**Página:**
****

É um trabalho significativo para a trajetória de Menna Barreto, que com ele dá giros a mais na espiral de suas inquietações. Desde o início, sua produção tem relação profunda com a palavra e com o site specific, como mostram os seminais Con fio (1998) e Massa (2000), e ainda Metabólide (2010) e os tapetes-verbetes de Desleituras (2011).
Em 2007, o artista apresentou a primeira versão do Café Educativo, trabalho que condensa as possibilidades de interação com o espaço expositivo e com o público com o entendimento da comida como algo que pode ser político e transformador. Desde sua primeira montagem, o Café já teve várias configurações, mas permanece sempre a função de ser um ponto de apoio para os mediadores da mostra da qual faz parte e também um lugar de pausa e de troca para o público, através da degustação de um simples café ou mesmo de um suco específico.

****

(Itens armazenados)
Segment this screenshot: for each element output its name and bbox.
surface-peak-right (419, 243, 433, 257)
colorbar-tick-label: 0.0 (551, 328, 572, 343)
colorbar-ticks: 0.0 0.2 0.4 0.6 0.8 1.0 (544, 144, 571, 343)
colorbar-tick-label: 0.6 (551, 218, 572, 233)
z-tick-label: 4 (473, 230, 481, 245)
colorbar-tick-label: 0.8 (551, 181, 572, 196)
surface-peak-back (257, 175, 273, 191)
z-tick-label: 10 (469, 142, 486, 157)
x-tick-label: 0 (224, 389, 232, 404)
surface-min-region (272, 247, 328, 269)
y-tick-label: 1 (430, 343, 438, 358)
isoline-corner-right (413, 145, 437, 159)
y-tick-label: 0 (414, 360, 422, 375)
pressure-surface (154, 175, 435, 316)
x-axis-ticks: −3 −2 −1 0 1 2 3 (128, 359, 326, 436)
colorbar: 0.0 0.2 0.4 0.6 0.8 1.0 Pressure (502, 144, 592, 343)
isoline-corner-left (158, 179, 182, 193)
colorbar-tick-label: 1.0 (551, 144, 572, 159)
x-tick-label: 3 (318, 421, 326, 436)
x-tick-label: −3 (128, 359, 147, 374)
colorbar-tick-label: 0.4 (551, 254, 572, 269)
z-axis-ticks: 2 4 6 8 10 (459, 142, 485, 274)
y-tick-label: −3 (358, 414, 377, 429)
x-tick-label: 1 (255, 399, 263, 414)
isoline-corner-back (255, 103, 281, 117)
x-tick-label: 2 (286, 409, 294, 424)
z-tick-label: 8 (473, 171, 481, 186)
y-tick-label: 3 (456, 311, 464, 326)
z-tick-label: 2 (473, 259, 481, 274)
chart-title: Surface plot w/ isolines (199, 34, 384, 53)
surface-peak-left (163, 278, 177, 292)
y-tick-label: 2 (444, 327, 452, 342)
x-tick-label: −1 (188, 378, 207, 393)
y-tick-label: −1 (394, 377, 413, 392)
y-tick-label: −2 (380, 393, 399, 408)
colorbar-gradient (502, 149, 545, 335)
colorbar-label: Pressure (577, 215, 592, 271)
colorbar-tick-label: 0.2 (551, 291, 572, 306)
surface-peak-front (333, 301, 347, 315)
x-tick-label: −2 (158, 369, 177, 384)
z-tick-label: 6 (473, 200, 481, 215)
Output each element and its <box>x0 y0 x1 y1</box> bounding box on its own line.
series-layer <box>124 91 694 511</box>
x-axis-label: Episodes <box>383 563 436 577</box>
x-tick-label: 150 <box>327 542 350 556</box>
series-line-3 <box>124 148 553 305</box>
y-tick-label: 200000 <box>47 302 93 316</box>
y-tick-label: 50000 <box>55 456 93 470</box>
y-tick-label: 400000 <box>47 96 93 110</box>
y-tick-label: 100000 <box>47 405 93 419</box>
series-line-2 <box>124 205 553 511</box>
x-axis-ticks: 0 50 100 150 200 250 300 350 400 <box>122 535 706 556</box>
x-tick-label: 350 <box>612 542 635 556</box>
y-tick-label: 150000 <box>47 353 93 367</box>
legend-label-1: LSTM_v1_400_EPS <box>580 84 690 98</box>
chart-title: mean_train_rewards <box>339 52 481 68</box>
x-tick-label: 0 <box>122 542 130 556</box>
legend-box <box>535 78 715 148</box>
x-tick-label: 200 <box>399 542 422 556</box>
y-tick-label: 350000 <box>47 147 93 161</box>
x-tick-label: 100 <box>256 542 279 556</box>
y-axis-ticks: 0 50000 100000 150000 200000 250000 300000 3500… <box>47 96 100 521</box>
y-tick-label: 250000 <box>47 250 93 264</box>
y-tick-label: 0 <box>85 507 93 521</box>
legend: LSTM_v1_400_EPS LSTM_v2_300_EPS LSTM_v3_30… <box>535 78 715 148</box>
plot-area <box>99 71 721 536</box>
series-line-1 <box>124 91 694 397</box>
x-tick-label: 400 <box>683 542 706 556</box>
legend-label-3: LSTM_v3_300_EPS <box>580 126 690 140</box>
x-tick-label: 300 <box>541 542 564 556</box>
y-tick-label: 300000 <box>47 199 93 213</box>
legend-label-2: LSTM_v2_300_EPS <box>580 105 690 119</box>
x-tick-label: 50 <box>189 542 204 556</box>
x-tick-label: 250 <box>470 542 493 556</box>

****

**Tarefa solicitada 1:** Devolva o trecho do texto sobre a obra de Menna Barreto que vai de "É um trabalho" até "um suco específico.".
**Tarefa solicitada 2:** Dê prosseguimento ao texto sobre a obra de Menna Barreto a partir da última frase apresentada.
O material constitui um conjunto à parte, independente do texto da página.

**Resultado do exercício 1:**
É um trabalho significativo para a trajetória de Menna Barreto, que com ele dá giros a mais na espiral de suas inquietações. Desde o início, sua produção tem relação profunda com a palavra e com o site specific, como mostram os seminais Con fio (1998) e Massa (2000), e ainda Metabólide (2010) e os tapetes-verbetes de Desleituras (2011).
Em 2007, o artista apresentou a primeira versão do Café Educativo, trabalho que condensa as possibilidades de interação com o espaço expositivo e com o público com o entendimento da comida como algo que pode ser político e transformador. Desde sua primeira montagem, o Café já teve várias configurações, mas permanece sempre a função de ser um ponto de apoio para os mediadores da mostra da qual faz parte e também um lugar de pausa e de troca para o público, através da degustação de um simples café ou mesmo de um suco específico.

**Resultado do exercício 2:**
A elaboração deste outro projeto, que começou em 2014, amplia a relação de Menna Barreto com os recursos naturais do lugares em que está expondo. Nos jardins dos museus, instituições e áreas vizinhas, ele recolhe as chamadas Panc (Plantas comestíveis não-convencionais) e com elas cria os Sucos específicos servidos ao público. O espaço do café e as bebidas criam uma relação de simbiose com a exposição e com a arquitetura do lugar em que ela acontece, entrando em um estado de comunhão com o público através do alimento. Cada visitante, por sua vez, tem a possibilidade de fazer parte da obra de arte, ocupando ainda um lugar no “ecossistema” que envolve um museu e seus arredores.
Espelho opaco para a Bienal
Restauro dá outra escala para as raízes plantadas pelo Café Educativo. Isso é nítido não apenas no que diz respeito às dimensões físicas do trabalho ou à sua duração. O que se aprofunda é seu poder simbiótico com o público e com a própria exposição. O restaurante montado no Ibirapuera é o melhor espelho que a Bienal poderia ter, e não por sua nitidez, mas justo pelo oposto. Na sua opacidade, Restauro nos permite vivenciar de maneira mais radical o propósito curatorial de Jochen Voz e seus companheiros de jornada. Extremamente política, sem no entanto jamais ser direta ou didática demais, a ocupa-ação restaurante é como aquele tipo de vegetação que insiste em nascer ao lado de outras teoricamente mais vistosas, se alastrando silenciosamente até dominar o canteiro. Uma erva daninha que, como vem ocorrendo nos mais recentes estudos de agricultura, tem sua adaptabilidade usada para combater a fome.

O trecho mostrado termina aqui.